Exercise details:
Of the lines listed below, how many contain the string "xlabel"? Answer with the number alone.

══ Material for the task

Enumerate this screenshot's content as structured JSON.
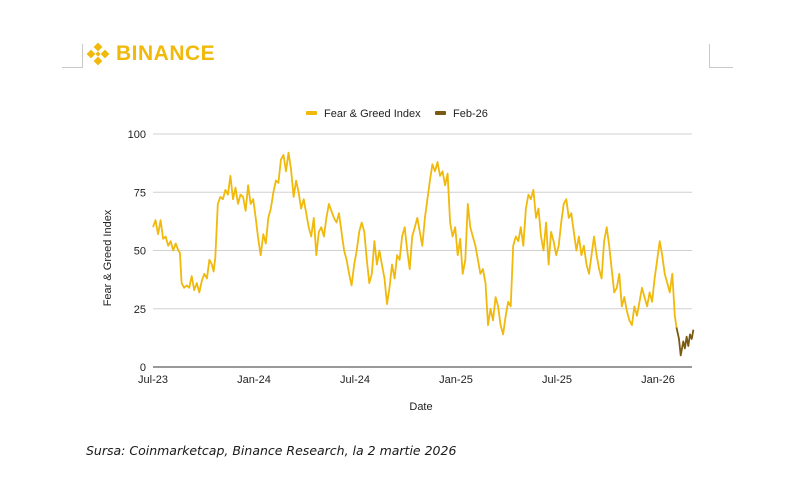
{
  "brand": {
    "name": "BINANCE",
    "color": "#F0B90B",
    "logo_icon": "binance-diamond-icon"
  },
  "source_note": "Sursa: Coinmarketcap, Binance Research, la 2 martie 2026",
  "chart_data": {
    "type": "line",
    "title": "",
    "xlabel": "Date",
    "ylabel": "Fear & Greed Index",
    "ylim": [
      0,
      100
    ],
    "yticks": [
      0,
      25,
      50,
      75,
      100
    ],
    "x_unit": "months since Jul-2023",
    "xlim": [
      0,
      32.1
    ],
    "xticks": [
      {
        "label": "Jul-23",
        "x": 0
      },
      {
        "label": "Jan-24",
        "x": 6
      },
      {
        "label": "Jul-24",
        "x": 12
      },
      {
        "label": "Jan-25",
        "x": 18
      },
      {
        "label": "Jul-25",
        "x": 24
      },
      {
        "label": "Jan-26",
        "x": 30
      }
    ],
    "grid": true,
    "legend": "top-center",
    "series": [
      {
        "name": "Fear & Greed Index",
        "color": "#F0B90B",
        "points": [
          [
            0.0,
            60
          ],
          [
            0.15,
            63
          ],
          [
            0.3,
            57
          ],
          [
            0.45,
            63
          ],
          [
            0.6,
            55
          ],
          [
            0.75,
            56
          ],
          [
            0.9,
            52
          ],
          [
            1.05,
            54
          ],
          [
            1.2,
            50
          ],
          [
            1.35,
            53
          ],
          [
            1.5,
            50
          ],
          [
            1.6,
            49
          ],
          [
            1.7,
            36
          ],
          [
            1.85,
            34
          ],
          [
            2.0,
            35
          ],
          [
            2.15,
            34
          ],
          [
            2.3,
            39
          ],
          [
            2.45,
            33
          ],
          [
            2.6,
            36
          ],
          [
            2.75,
            32
          ],
          [
            2.9,
            37
          ],
          [
            3.05,
            40
          ],
          [
            3.2,
            38
          ],
          [
            3.35,
            46
          ],
          [
            3.5,
            44
          ],
          [
            3.6,
            41
          ],
          [
            3.7,
            47
          ],
          [
            3.85,
            70
          ],
          [
            4.0,
            73
          ],
          [
            4.15,
            72
          ],
          [
            4.3,
            76
          ],
          [
            4.45,
            74
          ],
          [
            4.6,
            82
          ],
          [
            4.75,
            72
          ],
          [
            4.9,
            77
          ],
          [
            5.05,
            70
          ],
          [
            5.2,
            74
          ],
          [
            5.35,
            73
          ],
          [
            5.5,
            67
          ],
          [
            5.65,
            78
          ],
          [
            5.8,
            70
          ],
          [
            5.95,
            72
          ],
          [
            6.1,
            64
          ],
          [
            6.25,
            55
          ],
          [
            6.4,
            48
          ],
          [
            6.55,
            57
          ],
          [
            6.7,
            53
          ],
          [
            6.85,
            64
          ],
          [
            7.0,
            68
          ],
          [
            7.15,
            75
          ],
          [
            7.3,
            80
          ],
          [
            7.45,
            79
          ],
          [
            7.6,
            89
          ],
          [
            7.75,
            91
          ],
          [
            7.9,
            84
          ],
          [
            8.05,
            92
          ],
          [
            8.2,
            85
          ],
          [
            8.35,
            73
          ],
          [
            8.5,
            80
          ],
          [
            8.65,
            75
          ],
          [
            8.8,
            68
          ],
          [
            8.95,
            72
          ],
          [
            9.1,
            66
          ],
          [
            9.25,
            60
          ],
          [
            9.4,
            56
          ],
          [
            9.55,
            64
          ],
          [
            9.7,
            48
          ],
          [
            9.85,
            58
          ],
          [
            10.0,
            60
          ],
          [
            10.15,
            56
          ],
          [
            10.3,
            64
          ],
          [
            10.45,
            70
          ],
          [
            10.6,
            67
          ],
          [
            10.75,
            64
          ],
          [
            10.9,
            62
          ],
          [
            11.05,
            66
          ],
          [
            11.2,
            58
          ],
          [
            11.35,
            50
          ],
          [
            11.5,
            46
          ],
          [
            11.65,
            40
          ],
          [
            11.8,
            35
          ],
          [
            11.95,
            44
          ],
          [
            12.1,
            50
          ],
          [
            12.25,
            58
          ],
          [
            12.4,
            62
          ],
          [
            12.55,
            58
          ],
          [
            12.7,
            46
          ],
          [
            12.85,
            36
          ],
          [
            13.0,
            40
          ],
          [
            13.15,
            54
          ],
          [
            13.3,
            44
          ],
          [
            13.45,
            50
          ],
          [
            13.6,
            44
          ],
          [
            13.75,
            38
          ],
          [
            13.9,
            27
          ],
          [
            14.05,
            34
          ],
          [
            14.2,
            44
          ],
          [
            14.35,
            38
          ],
          [
            14.5,
            48
          ],
          [
            14.65,
            46
          ],
          [
            14.8,
            56
          ],
          [
            14.95,
            60
          ],
          [
            15.1,
            50
          ],
          [
            15.25,
            42
          ],
          [
            15.4,
            56
          ],
          [
            15.55,
            60
          ],
          [
            15.7,
            64
          ],
          [
            15.85,
            58
          ],
          [
            16.0,
            52
          ],
          [
            16.15,
            64
          ],
          [
            16.3,
            72
          ],
          [
            16.45,
            80
          ],
          [
            16.6,
            87
          ],
          [
            16.75,
            84
          ],
          [
            16.9,
            88
          ],
          [
            17.05,
            82
          ],
          [
            17.2,
            84
          ],
          [
            17.35,
            78
          ],
          [
            17.5,
            83
          ],
          [
            17.65,
            62
          ],
          [
            17.8,
            56
          ],
          [
            17.95,
            60
          ],
          [
            18.1,
            48
          ],
          [
            18.25,
            55
          ],
          [
            18.4,
            40
          ],
          [
            18.55,
            46
          ],
          [
            18.7,
            70
          ],
          [
            18.85,
            60
          ],
          [
            19.0,
            56
          ],
          [
            19.15,
            52
          ],
          [
            19.3,
            46
          ],
          [
            19.45,
            40
          ],
          [
            19.6,
            42
          ],
          [
            19.75,
            36
          ],
          [
            19.9,
            18
          ],
          [
            20.05,
            25
          ],
          [
            20.2,
            20
          ],
          [
            20.35,
            30
          ],
          [
            20.5,
            26
          ],
          [
            20.65,
            18
          ],
          [
            20.8,
            14
          ],
          [
            20.95,
            22
          ],
          [
            21.1,
            28
          ],
          [
            21.25,
            26
          ],
          [
            21.4,
            52
          ],
          [
            21.55,
            56
          ],
          [
            21.7,
            54
          ],
          [
            21.85,
            60
          ],
          [
            22.0,
            52
          ],
          [
            22.15,
            68
          ],
          [
            22.3,
            74
          ],
          [
            22.45,
            72
          ],
          [
            22.6,
            76
          ],
          [
            22.75,
            64
          ],
          [
            22.9,
            68
          ],
          [
            23.05,
            56
          ],
          [
            23.2,
            50
          ],
          [
            23.35,
            62
          ],
          [
            23.5,
            44
          ],
          [
            23.65,
            58
          ],
          [
            23.8,
            54
          ],
          [
            23.95,
            48
          ],
          [
            24.1,
            52
          ],
          [
            24.25,
            62
          ],
          [
            24.4,
            70
          ],
          [
            24.55,
            72
          ],
          [
            24.7,
            64
          ],
          [
            24.85,
            66
          ],
          [
            25.0,
            58
          ],
          [
            25.15,
            50
          ],
          [
            25.3,
            56
          ],
          [
            25.45,
            48
          ],
          [
            25.6,
            52
          ],
          [
            25.75,
            44
          ],
          [
            25.9,
            40
          ],
          [
            26.05,
            48
          ],
          [
            26.2,
            56
          ],
          [
            26.35,
            48
          ],
          [
            26.5,
            42
          ],
          [
            26.65,
            38
          ],
          [
            26.8,
            54
          ],
          [
            26.95,
            60
          ],
          [
            27.1,
            52
          ],
          [
            27.25,
            42
          ],
          [
            27.4,
            32
          ],
          [
            27.55,
            34
          ],
          [
            27.7,
            40
          ],
          [
            27.85,
            26
          ],
          [
            28.0,
            30
          ],
          [
            28.15,
            24
          ],
          [
            28.3,
            20
          ],
          [
            28.45,
            18
          ],
          [
            28.6,
            26
          ],
          [
            28.75,
            22
          ],
          [
            28.9,
            28
          ],
          [
            29.05,
            34
          ],
          [
            29.2,
            30
          ],
          [
            29.35,
            26
          ],
          [
            29.5,
            32
          ],
          [
            29.65,
            28
          ],
          [
            29.8,
            38
          ],
          [
            29.95,
            46
          ],
          [
            30.1,
            54
          ],
          [
            30.25,
            48
          ],
          [
            30.4,
            40
          ],
          [
            30.55,
            36
          ],
          [
            30.7,
            32
          ],
          [
            30.85,
            40
          ],
          [
            31.0,
            22
          ],
          [
            31.1,
            17
          ]
        ]
      },
      {
        "name": "Feb-26",
        "color": "#7A5A12",
        "points": [
          [
            31.1,
            17
          ],
          [
            31.25,
            12
          ],
          [
            31.35,
            5
          ],
          [
            31.5,
            11
          ],
          [
            31.6,
            8
          ],
          [
            31.7,
            13
          ],
          [
            31.8,
            9
          ],
          [
            31.9,
            14
          ],
          [
            32.0,
            12
          ],
          [
            32.1,
            16
          ]
        ]
      }
    ]
  }
}
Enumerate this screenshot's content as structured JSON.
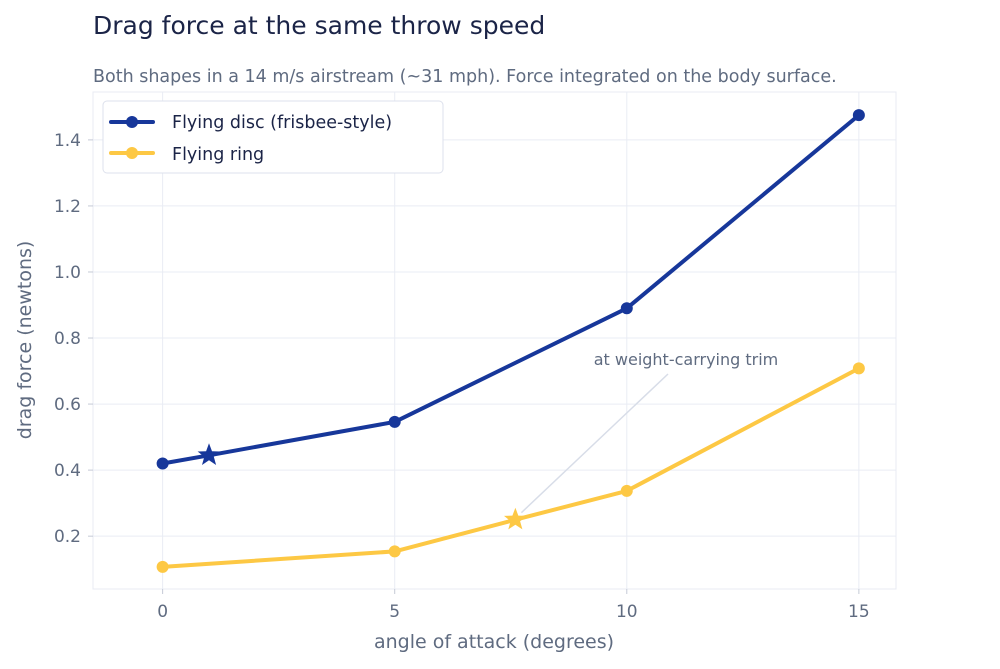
{
  "chart_data": {
    "type": "line",
    "title": "Drag force at the same throw speed",
    "subtitle": "Both shapes in a 14 m/s airstream (~31 mph). Force integrated on the body surface.",
    "xlabel": "angle of attack  (degrees)",
    "ylabel": "drag force  (newtons)",
    "xlim": [
      -1.5,
      15.8
    ],
    "ylim": [
      0.04,
      1.545
    ],
    "xticks": [
      0,
      5,
      10,
      15
    ],
    "yticks": [
      0.2,
      0.4,
      0.6,
      0.8,
      1.0,
      1.2,
      1.4
    ],
    "xtick_labels": [
      "0",
      "5",
      "10",
      "15"
    ],
    "ytick_labels": [
      "0.2",
      "0.4",
      "0.6",
      "0.8",
      "1.0",
      "1.2",
      "1.4"
    ],
    "grid": true,
    "legend_position": "top-left",
    "series": [
      {
        "name": "Flying disc (frisbee-style)",
        "color": "#17379a",
        "x": [
          0,
          5,
          10,
          15
        ],
        "y": [
          0.42,
          0.546,
          0.89,
          1.475
        ],
        "marker": {
          "x": 1.0,
          "y": 0.445,
          "shape": "star"
        }
      },
      {
        "name": "Flying ring",
        "color": "#fdc844",
        "x": [
          0,
          5,
          10,
          15
        ],
        "y": [
          0.107,
          0.154,
          0.337,
          0.708
        ],
        "marker": {
          "x": 7.6,
          "y": 0.25,
          "shape": "star"
        }
      }
    ],
    "annotations": [
      {
        "text": "at weight-carrying trim",
        "target_series": 1
      }
    ]
  }
}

════

The reply:
2